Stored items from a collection
------------------------------------------------------------------------

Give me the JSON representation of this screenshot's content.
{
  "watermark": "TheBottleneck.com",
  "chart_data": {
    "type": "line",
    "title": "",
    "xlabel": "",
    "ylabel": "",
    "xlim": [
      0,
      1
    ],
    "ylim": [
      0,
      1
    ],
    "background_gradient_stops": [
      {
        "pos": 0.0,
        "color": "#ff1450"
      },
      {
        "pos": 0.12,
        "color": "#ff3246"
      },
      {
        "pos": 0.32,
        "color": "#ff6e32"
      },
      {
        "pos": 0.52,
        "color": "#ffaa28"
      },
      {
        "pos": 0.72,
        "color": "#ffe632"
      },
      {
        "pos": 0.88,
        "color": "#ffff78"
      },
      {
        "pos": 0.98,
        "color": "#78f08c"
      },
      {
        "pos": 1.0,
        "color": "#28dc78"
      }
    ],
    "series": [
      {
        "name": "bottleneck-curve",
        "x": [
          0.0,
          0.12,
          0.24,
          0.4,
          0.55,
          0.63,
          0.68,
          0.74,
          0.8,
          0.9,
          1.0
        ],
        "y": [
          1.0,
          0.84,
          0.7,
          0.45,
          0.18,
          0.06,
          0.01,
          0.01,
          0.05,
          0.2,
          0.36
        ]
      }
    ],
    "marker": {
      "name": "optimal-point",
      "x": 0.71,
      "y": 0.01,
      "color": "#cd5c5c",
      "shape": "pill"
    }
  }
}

------------------------------------------------------------------------

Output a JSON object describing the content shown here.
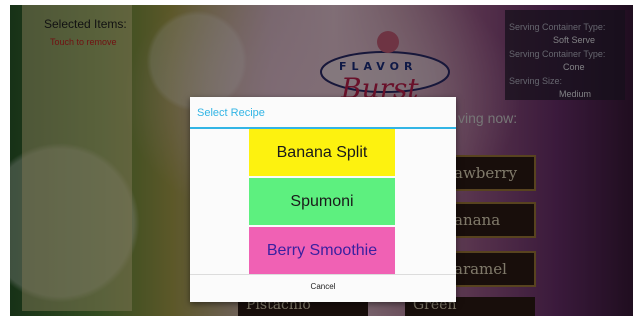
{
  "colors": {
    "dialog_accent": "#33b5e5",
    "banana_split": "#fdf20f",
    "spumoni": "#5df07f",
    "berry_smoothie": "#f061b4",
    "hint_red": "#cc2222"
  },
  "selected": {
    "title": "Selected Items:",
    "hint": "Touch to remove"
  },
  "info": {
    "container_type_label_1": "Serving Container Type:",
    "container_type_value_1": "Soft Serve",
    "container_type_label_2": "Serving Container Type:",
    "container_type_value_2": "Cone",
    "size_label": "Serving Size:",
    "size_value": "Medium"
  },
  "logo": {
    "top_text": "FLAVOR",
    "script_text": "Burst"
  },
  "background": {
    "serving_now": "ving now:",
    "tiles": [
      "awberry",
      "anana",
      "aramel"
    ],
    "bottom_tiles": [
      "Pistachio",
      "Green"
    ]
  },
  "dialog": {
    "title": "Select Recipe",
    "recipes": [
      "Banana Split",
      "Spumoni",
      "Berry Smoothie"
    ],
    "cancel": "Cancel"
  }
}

------------------------------------------------------------------------

▸ Set problem
Wherever "JSON" shows up in a line, copy that line.

▸ Exercise solution
Give me the JSON representation of this screenshot's content.
Output a JSON object describing the content shown here.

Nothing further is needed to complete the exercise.